## Problem details:
Tell me how many lines hold "this", please, using only the number.

* * * * * * * * *

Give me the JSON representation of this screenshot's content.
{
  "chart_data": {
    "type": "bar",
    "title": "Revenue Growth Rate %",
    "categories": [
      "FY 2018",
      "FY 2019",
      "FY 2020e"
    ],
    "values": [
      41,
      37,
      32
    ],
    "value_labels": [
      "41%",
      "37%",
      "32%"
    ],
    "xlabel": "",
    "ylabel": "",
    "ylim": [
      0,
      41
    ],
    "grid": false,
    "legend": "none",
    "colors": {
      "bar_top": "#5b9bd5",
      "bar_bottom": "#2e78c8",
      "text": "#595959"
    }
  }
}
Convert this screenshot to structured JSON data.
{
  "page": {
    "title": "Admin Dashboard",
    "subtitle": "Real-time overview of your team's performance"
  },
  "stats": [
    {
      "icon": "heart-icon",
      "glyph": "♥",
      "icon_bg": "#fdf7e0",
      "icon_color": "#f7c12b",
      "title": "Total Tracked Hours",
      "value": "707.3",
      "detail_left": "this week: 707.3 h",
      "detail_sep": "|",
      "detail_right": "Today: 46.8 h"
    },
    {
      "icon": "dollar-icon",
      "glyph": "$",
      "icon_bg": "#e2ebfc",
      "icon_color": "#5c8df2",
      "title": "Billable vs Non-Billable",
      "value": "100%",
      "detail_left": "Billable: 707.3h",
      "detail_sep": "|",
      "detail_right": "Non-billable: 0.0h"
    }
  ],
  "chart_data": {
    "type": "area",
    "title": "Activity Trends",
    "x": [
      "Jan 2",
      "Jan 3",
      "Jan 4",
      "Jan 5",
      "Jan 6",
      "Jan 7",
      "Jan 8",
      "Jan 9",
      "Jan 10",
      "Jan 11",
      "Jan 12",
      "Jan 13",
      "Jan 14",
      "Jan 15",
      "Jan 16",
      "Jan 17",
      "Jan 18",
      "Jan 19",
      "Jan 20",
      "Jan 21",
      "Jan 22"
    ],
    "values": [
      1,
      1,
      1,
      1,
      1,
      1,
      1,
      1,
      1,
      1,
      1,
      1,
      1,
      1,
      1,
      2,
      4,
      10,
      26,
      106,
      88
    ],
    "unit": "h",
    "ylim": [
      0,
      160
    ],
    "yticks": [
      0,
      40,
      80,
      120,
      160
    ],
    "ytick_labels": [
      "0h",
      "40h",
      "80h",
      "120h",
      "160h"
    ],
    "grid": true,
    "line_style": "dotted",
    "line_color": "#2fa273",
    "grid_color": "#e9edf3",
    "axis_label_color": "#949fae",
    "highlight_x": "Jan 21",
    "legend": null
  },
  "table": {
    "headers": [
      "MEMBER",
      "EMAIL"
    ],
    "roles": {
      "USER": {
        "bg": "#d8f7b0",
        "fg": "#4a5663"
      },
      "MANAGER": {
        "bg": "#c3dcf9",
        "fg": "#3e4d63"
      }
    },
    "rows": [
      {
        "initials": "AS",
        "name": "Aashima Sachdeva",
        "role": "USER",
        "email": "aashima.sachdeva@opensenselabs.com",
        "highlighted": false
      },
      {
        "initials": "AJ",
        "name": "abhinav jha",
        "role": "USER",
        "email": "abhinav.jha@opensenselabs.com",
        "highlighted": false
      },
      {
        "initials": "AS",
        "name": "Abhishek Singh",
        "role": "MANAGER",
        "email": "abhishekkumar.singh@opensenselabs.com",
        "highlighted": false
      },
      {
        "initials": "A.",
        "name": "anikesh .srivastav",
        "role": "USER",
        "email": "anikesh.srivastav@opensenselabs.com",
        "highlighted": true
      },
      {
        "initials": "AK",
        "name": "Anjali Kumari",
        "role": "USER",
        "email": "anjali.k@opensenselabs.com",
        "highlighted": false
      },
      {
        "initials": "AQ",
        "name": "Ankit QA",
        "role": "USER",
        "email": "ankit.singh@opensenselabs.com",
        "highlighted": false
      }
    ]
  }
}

* * * * * * * * *

## Full solution:
3